## To do:
The records below must be copied in full; omit the images.

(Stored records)
────

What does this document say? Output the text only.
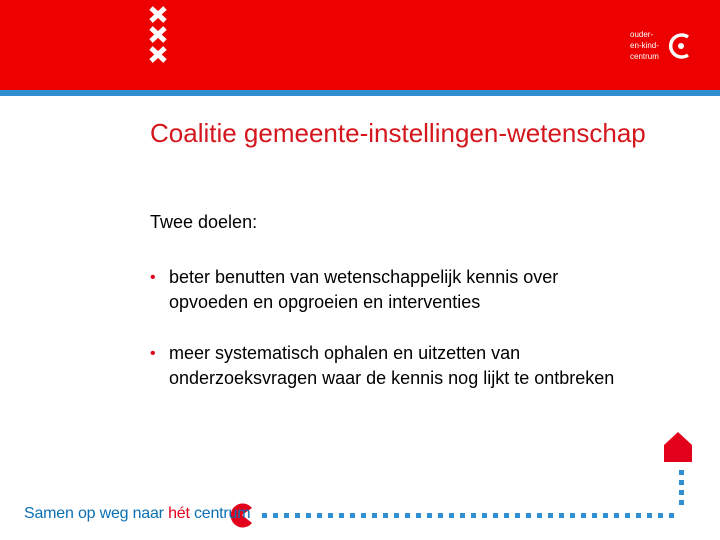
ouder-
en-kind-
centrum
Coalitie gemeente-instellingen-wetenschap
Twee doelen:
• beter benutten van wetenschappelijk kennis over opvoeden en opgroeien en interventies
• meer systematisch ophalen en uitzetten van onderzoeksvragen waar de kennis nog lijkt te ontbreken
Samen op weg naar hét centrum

────

## Result:
What does this document say? Output the text only.
ouder-
en-kind-
centrum
Coalitie gemeente-instellingen-wetenschap
Twee doelen:
• beter benutten van wetenschappelijk kennis over opvoeden en opgroeien en interventies
• meer systematisch ophalen en uitzetten van onderzoeksvragen waar de kennis nog lijkt te ontbreken
Samen op weg naar hét centrum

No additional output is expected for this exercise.